Page text >>
--- Start ---

8000 GitHub - marklit/pqview: Parquet File Statistics Reporting Tool
[go: up one dir, main page]
More Web Proxy on the site http://driver.im/
Skip to content

marklit/pqview

Folders and files

NameName
Last commit message
Last commit date

Latest commit

 

History

21 Commits
 
 
 
 
 
 
 
 
 
 
 
 
 
 
 
 

Repository files navigation

pqview

This package reports statistics on the make-up of Parquet files. These reports are meant to be human-friendly rather than machine-readable.

Commands Available

$ python3 ~/pqview/main.py \
    --help
 Usage: main.py [OPTIONS] COMMAND [ARGS]...

╭─ Options ────────────────────────────────────────────────────────╮
│ --install-complet…        [bash|zsh|fish|po  Install completion  │
│                           wershell|pwsh]     for the specified   │
│                                              shell.              │
│                                              [default: None]     │
│ --show-completion         [bash|zsh|fish|po  Show completion for │
│                           wershell|pwsh]     the specified       │
│                                              shell, to copy it   │
│                                              or customize the    │
│                                              installation.       │
│                                              [default: None]     │
│ --help                                       Show this message   │
│                                              and exit.           │
╰──────────────────────────────────────────────────────────────────╯
╭─ Commands ───────────────────────────────────────────────────────╮
│ minmax            Minimum and maximum values of a column's       │
│                   row-groups                                     │
│ most-compressed   Most-compressed column in any one row-group    │
│ overall           Statistics on the overall file                 │
│ ratios            Compression ratios of each column by row-group │
│ ratios-by-column  Compression ratios of each column by row-group │
│ row-groups        Number of records per row-group                │
│ schemes           Every compression scheme used                  │
│ sizes             Disk space consumption of each column in       │
│                   compressed form                                │
│ types             Disk space consumption of each data type in    │
│                   compressed form                                │
╰──────────────────────────────────────────────────────────────────╯

Installation

If you are running Ubuntu 20.04 LTS or newer, the following will install the latest stable version of git and Python.

--- End ---

Material provided >>
--- Start ---

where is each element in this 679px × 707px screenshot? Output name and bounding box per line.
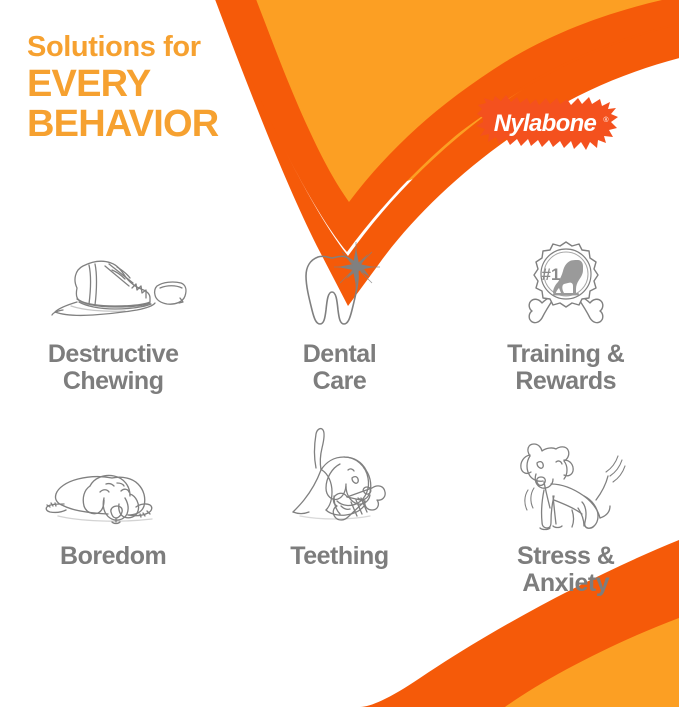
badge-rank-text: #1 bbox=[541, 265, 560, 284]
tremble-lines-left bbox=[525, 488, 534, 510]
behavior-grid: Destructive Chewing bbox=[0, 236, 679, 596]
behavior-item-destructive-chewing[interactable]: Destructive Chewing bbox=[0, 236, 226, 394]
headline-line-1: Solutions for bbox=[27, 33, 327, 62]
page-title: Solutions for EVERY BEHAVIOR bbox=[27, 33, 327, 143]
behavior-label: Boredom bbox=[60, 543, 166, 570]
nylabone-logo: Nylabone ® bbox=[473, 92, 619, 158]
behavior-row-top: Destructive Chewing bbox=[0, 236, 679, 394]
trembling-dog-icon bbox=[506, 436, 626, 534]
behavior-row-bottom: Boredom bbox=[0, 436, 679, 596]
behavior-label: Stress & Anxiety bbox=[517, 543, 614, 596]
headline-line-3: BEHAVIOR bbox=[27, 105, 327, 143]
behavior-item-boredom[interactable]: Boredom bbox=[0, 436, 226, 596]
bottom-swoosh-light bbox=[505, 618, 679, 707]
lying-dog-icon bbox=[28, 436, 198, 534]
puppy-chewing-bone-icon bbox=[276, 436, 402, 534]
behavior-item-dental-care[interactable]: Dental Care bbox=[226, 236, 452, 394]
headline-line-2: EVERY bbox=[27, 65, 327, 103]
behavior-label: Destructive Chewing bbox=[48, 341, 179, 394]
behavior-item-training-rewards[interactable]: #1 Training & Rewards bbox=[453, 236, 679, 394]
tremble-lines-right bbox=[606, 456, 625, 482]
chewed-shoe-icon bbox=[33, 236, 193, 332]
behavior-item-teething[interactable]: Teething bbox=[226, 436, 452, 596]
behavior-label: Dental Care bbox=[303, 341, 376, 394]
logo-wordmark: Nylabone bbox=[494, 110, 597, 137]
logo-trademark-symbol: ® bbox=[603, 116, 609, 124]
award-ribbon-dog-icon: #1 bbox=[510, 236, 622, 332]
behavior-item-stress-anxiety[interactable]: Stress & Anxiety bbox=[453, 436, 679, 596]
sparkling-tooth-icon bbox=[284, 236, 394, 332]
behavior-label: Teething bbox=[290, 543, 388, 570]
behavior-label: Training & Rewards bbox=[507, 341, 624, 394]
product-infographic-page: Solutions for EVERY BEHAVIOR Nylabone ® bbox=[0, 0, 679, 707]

--- End ---
--- Start ---

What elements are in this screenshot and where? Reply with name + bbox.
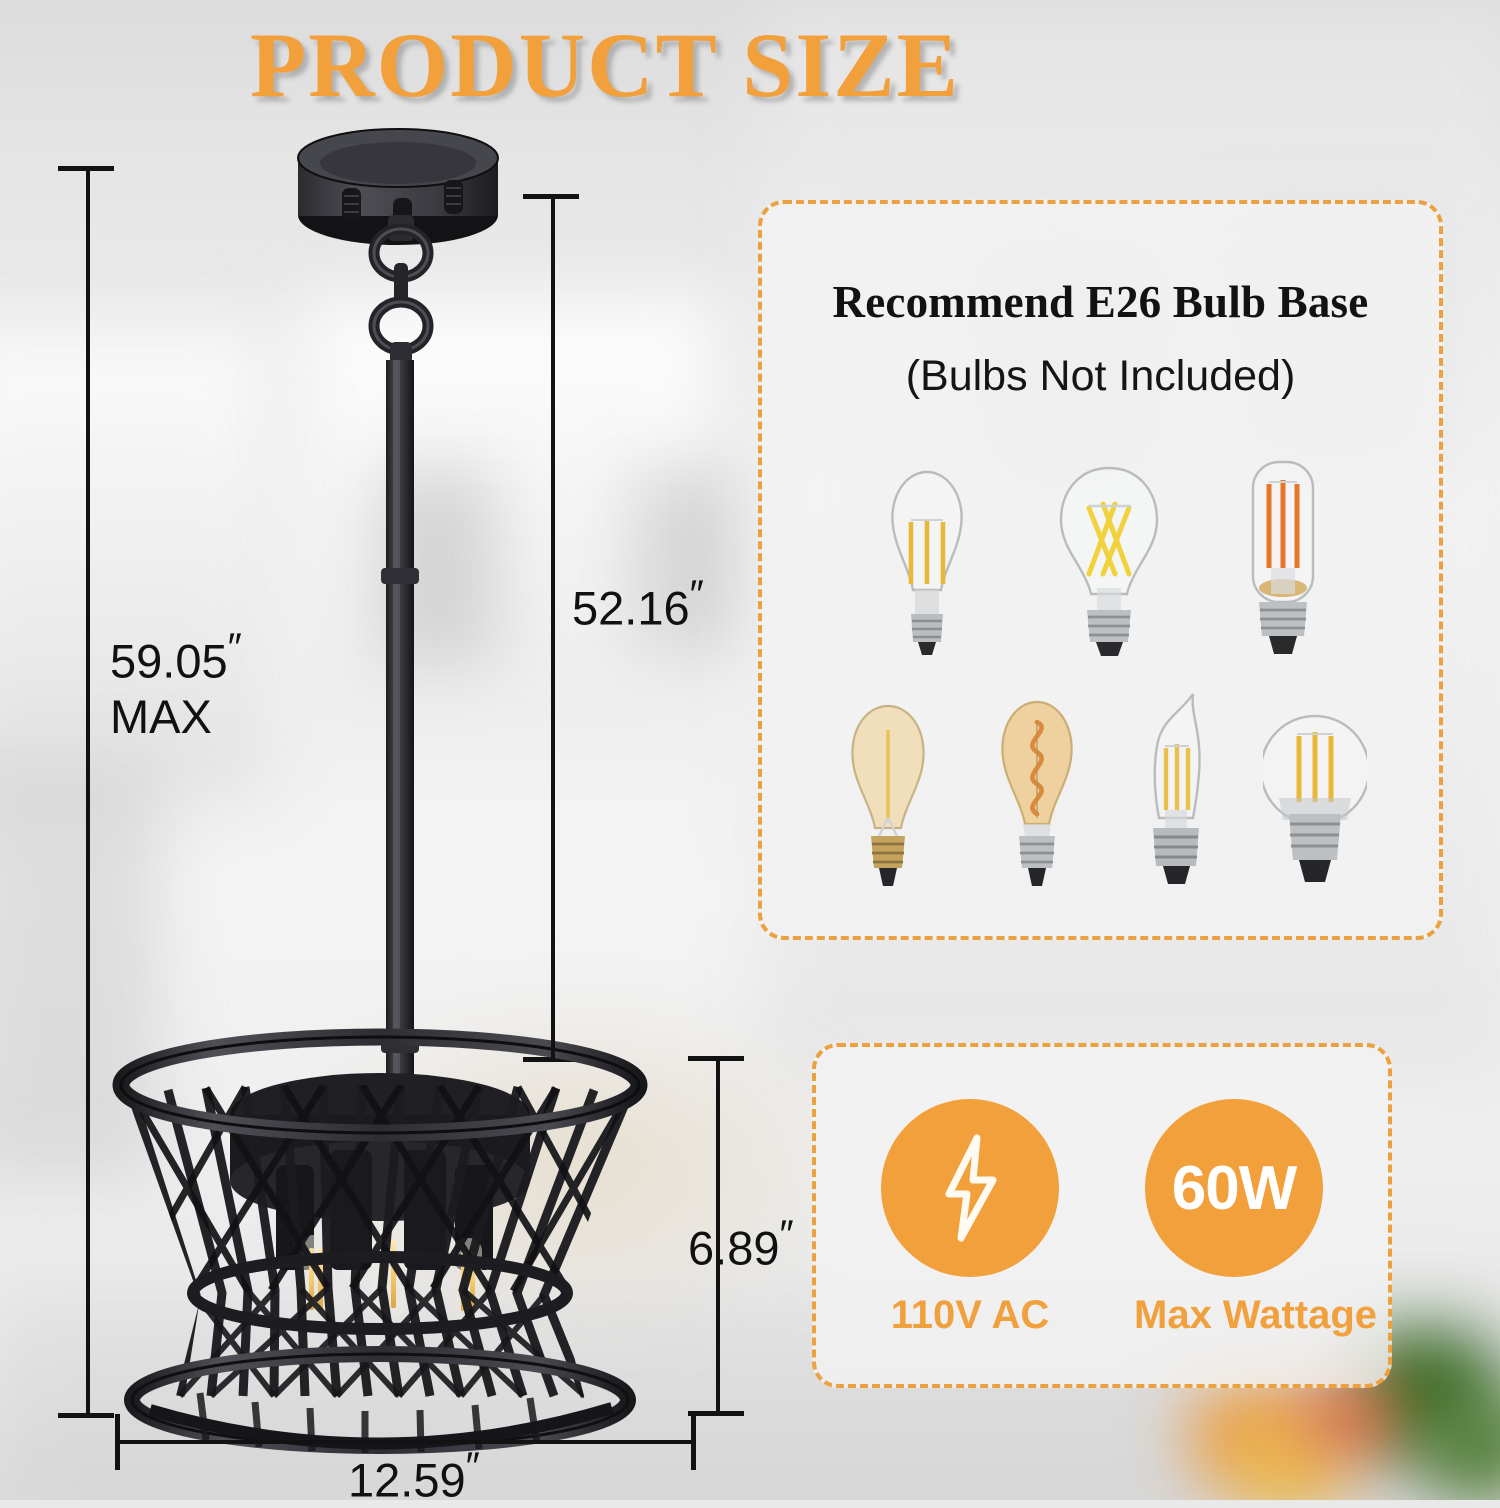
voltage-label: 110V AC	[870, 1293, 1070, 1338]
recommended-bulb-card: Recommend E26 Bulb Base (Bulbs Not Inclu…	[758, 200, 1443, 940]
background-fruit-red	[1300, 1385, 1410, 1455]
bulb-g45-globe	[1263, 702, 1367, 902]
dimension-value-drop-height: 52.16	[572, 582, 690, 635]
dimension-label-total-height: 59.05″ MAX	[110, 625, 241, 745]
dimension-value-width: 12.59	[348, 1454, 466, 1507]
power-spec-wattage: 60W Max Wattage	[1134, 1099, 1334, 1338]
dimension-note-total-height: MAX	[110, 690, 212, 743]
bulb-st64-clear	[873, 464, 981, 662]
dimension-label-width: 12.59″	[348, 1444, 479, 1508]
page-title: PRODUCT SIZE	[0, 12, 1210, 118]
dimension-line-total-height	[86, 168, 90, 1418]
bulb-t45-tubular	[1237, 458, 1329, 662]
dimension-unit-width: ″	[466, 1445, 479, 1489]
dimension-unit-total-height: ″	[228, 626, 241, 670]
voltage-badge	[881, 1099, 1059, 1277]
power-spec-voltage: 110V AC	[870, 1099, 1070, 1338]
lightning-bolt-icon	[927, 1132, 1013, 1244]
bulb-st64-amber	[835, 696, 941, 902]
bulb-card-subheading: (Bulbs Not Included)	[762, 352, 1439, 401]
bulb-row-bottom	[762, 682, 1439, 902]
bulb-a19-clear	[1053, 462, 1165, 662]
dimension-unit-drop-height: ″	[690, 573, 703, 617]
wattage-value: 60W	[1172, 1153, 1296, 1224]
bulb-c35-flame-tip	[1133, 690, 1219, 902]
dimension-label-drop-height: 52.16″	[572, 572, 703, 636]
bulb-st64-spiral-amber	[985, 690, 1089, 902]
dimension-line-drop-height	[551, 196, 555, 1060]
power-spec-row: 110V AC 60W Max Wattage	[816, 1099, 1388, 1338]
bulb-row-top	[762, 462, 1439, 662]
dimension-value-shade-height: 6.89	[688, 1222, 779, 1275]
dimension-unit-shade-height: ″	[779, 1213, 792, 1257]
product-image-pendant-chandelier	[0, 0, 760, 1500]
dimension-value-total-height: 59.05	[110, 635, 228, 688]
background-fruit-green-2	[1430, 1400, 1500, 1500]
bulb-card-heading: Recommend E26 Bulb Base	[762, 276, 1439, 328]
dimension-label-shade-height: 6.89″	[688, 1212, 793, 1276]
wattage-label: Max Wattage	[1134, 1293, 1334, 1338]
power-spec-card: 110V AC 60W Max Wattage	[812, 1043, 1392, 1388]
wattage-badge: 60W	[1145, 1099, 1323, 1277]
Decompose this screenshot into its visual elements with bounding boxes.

--- End ---
--- Start ---

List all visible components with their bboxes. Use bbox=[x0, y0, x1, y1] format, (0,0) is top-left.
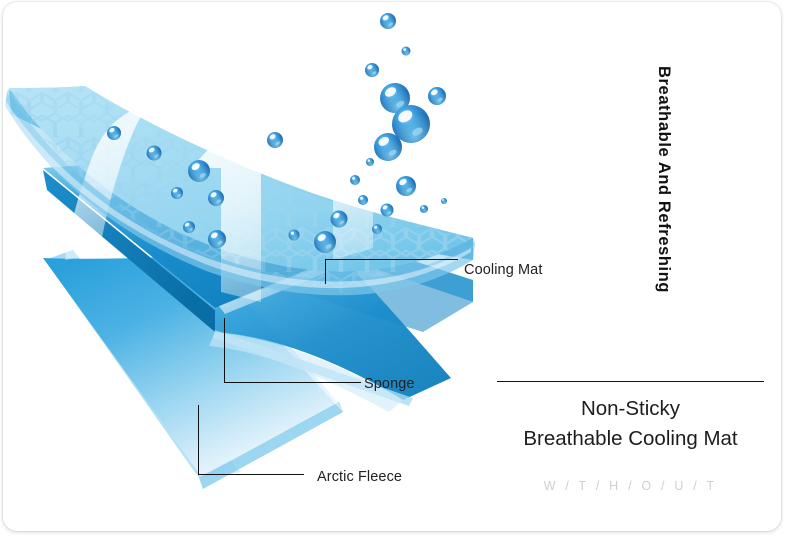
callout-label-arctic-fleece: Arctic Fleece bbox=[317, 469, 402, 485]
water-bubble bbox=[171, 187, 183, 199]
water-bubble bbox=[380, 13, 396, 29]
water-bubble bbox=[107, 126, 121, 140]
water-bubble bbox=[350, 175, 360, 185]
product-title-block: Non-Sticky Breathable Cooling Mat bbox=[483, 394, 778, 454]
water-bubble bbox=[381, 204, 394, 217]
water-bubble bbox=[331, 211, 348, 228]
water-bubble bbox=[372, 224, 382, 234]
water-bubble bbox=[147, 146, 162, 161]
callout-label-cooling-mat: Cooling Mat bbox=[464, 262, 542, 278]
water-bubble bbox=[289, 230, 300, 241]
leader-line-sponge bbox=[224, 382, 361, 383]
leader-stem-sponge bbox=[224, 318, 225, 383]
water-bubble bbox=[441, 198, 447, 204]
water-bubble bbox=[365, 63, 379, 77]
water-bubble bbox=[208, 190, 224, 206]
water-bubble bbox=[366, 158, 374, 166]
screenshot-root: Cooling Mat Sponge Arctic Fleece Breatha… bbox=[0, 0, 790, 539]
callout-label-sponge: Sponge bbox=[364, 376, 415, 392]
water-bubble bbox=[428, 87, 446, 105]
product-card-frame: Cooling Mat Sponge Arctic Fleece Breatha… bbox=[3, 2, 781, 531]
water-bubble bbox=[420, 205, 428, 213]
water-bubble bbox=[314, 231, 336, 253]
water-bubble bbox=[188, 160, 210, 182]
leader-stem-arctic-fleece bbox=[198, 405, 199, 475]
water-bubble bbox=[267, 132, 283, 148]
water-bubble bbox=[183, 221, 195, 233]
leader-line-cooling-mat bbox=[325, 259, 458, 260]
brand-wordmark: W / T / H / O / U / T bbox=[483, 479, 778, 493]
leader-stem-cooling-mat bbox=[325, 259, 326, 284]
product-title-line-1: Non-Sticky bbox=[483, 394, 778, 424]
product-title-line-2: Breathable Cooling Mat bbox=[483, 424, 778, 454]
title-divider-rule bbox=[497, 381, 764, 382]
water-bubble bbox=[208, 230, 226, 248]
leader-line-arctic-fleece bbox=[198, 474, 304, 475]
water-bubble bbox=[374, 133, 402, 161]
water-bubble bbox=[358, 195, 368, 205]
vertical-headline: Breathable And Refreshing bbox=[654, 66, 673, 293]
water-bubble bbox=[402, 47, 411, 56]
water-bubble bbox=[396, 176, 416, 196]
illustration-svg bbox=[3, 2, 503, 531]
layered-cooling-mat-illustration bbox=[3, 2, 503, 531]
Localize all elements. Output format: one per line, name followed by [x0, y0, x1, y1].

--- End ---

The tasks >>
**a)** In the pqview page, swap "human-friendly" for "easy to read" and write out the passage that begins at the words "Repository files navigation" and stops after "rather than machine-readable.".
**b)** Answer these questions from the pqview page:
(i) What does the row-groups command report?
(ii) Which shells are listed as options for --install-completion?
(iii) Which Ubuntu release is named as the minimum for the installation steps?

Task answers >>
**a)**
Repository files navigation

pqview

This package reports statistics on the make-up of Parquet files. These reports are meant to be easy to read rather than machine-readable.

**b)**
(i) The number of records per row-group.
(ii) bash, zsh, fish, powershell and pwsh.
(iii) Ubuntu 20.04 LTS (or newer).